* [THE PROBLEM]
Please restate the lines shown below exactly, every one of them.

Document page entries with text:
◆ ◆ ◆

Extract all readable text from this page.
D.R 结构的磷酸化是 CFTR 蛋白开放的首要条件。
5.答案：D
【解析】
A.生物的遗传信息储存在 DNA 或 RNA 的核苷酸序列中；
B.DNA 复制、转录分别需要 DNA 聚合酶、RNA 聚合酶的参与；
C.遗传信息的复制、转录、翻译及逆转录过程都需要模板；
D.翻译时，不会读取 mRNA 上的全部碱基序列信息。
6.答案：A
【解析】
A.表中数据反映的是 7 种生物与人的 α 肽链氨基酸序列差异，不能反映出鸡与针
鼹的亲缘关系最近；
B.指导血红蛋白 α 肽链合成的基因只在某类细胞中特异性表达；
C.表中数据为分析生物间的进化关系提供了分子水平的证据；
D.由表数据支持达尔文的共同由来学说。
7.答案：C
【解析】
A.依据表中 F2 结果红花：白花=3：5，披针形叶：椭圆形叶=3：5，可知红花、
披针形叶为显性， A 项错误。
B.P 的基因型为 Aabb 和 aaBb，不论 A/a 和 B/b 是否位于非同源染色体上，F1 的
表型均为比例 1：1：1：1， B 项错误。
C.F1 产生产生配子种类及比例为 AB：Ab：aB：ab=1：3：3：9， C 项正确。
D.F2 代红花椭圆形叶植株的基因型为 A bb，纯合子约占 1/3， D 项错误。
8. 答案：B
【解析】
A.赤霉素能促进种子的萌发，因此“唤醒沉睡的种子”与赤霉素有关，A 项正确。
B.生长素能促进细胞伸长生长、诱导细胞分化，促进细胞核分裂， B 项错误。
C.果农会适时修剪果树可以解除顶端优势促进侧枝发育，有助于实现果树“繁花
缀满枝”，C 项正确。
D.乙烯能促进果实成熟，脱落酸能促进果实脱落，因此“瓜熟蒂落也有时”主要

◆ ◆ ◆

* [WRITTEN ANSWER]
Extract all readable text from this page.
D.R 结构的磷酸化是 CFTR 蛋白开放的首要条件。
5.答案：D
【解析】
A.生物的遗传信息储存在 DNA 或 RNA 的核苷酸序列中；
B.DNA 复制、转录分别需要 DNA 聚合酶、RNA 聚合酶的参与；
C.遗传信息的复制、转录、翻译及逆转录过程都需要模板；
D.翻译时，不会读取 mRNA 上的全部碱基序列信息。
6.答案：A
【解析】
A.表中数据反映的是 7 种生物与人的 α 肽链氨基酸序列差异，不能反映出鸡与针
鼹的亲缘关系最近；
B.指导血红蛋白 α 肽链合成的基因只在某类细胞中特异性表达；
C.表中数据为分析生物间的进化关系提供了分子水平的证据；
D.由表数据支持达尔文的共同由来学说。
7.答案：C
【解析】
A.依据表中 F2 结果红花：白花=3：5，披针形叶：椭圆形叶=3：5，可知红花、
披针形叶为显性， A 项错误。
B.P 的基因型为 Aabb 和 aaBb，不论 A/a 和 B/b 是否位于非同源染色体上，F1 的
表型均为比例 1：1：1：1， B 项错误。
C.F1 产生产生配子种类及比例为 AB：Ab：aB：ab=1：3：3：9， C 项正确。
D.F2 代红花椭圆形叶植株的基因型为 A bb，纯合子约占 1/3， D 项错误。
8. 答案：B
【解析】
A.赤霉素能促进种子的萌发，因此“唤醒沉睡的种子”与赤霉素有关，A 项正确。
B.生长素能促进细胞伸长生长、诱导细胞分化，促进细胞核分裂， B 项错误。
C.果农会适时修剪果树可以解除顶端优势促进侧枝发育，有助于实现果树“繁花
缀满枝”，C 项正确。
D.乙烯能促进果实成熟，脱落酸能促进果实脱落，因此“瓜熟蒂落也有时”主要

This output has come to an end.